## Task to complete
Everything in the listing except the pictures should be written out exactly.

## Stored records
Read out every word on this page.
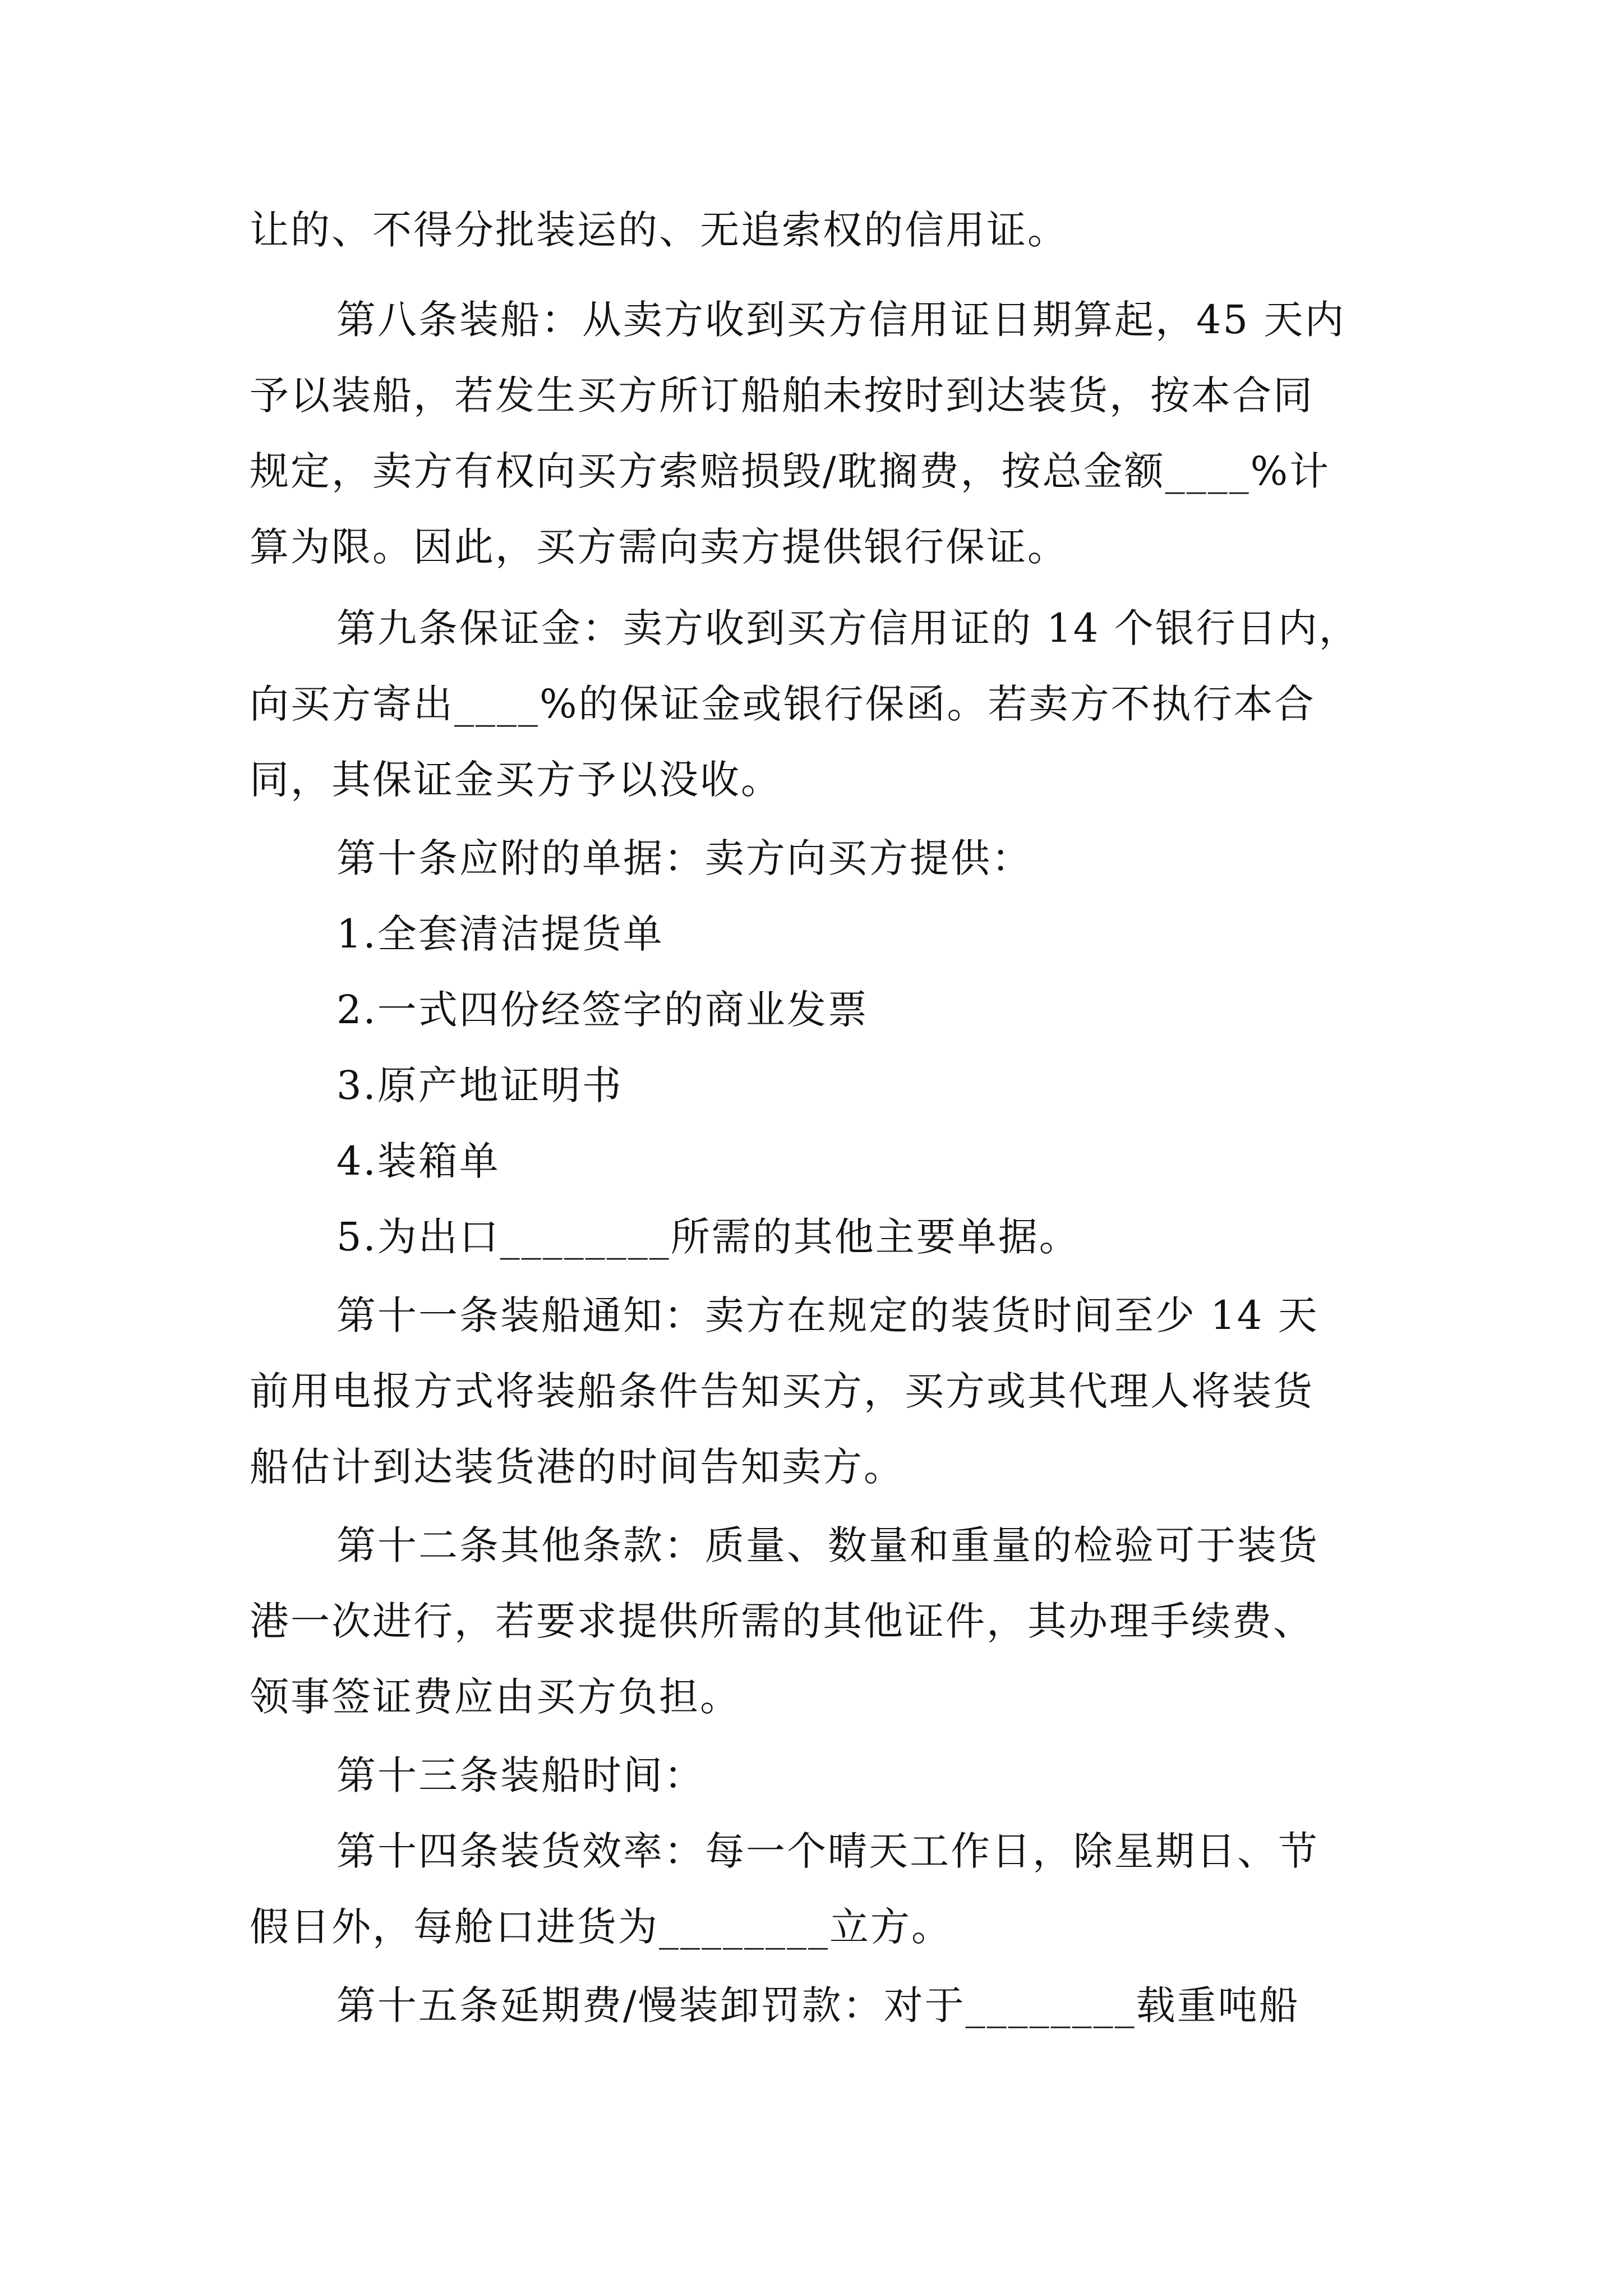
让的、不得分批装运的、无追索权的信用证。
第八条装船：从卖方收到买方信用证日期算起，45 天内
予以装船，若发生买方所订船舶未按时到达装货，按本合同
规定，卖方有权向买方索赔损毁/耽搁费，按总金额____%计
算为限。因此，买方需向卖方提供银行保证。
第九条保证金：卖方收到买方信用证的 14 个银行日内，
向买方寄出____%的保证金或银行保函。若卖方不执行本合
同，其保证金买方予以没收。
第十条应附的单据：卖方向买方提供：
1.全套清洁提货单
2.一式四份经签字的商业发票
3.原产地证明书
4.装箱单
5.为出口________所需的其他主要单据。
第十一条装船通知：卖方在规定的装货时间至少 14 天
前用电报方式将装船条件告知买方，买方或其代理人将装货
船估计到达装货港的时间告知卖方。
第十二条其他条款：质量、数量和重量的检验可于装货
港一次进行，若要求提供所需的其他证件，其办理手续费、
领事签证费应由买方负担。
第十三条装船时间：
第十四条装货效率：每一个晴天工作日，除星期日、节
假日外，每舱口进货为________立方。
第十五条延期费/慢装卸罚款：对于________载重吨船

## Response to this exercise
Read out every word on this page.
让的、不得分批装运的、无追索权的信用证。
第八条装船：从卖方收到买方信用证日期算起，45 天内
予以装船，若发生买方所订船舶未按时到达装货，按本合同
规定，卖方有权向买方索赔损毁/耽搁费，按总金额____%计
算为限。因此，买方需向卖方提供银行保证。
第九条保证金：卖方收到买方信用证的 14 个银行日内，
向买方寄出____%的保证金或银行保函。若卖方不执行本合
同，其保证金买方予以没收。
第十条应附的单据：卖方向买方提供：
1.全套清洁提货单
2.一式四份经签字的商业发票
3.原产地证明书
4.装箱单
5.为出口________所需的其他主要单据。
第十一条装船通知：卖方在规定的装货时间至少 14 天
前用电报方式将装船条件告知买方，买方或其代理人将装货
船估计到达装货港的时间告知卖方。
第十二条其他条款：质量、数量和重量的检验可于装货
港一次进行，若要求提供所需的其他证件，其办理手续费、
领事签证费应由买方负担。
第十三条装船时间：
第十四条装货效率：每一个晴天工作日，除星期日、节
假日外，每舱口进货为________立方。
第十五条延期费/慢装卸罚款：对于________载重吨船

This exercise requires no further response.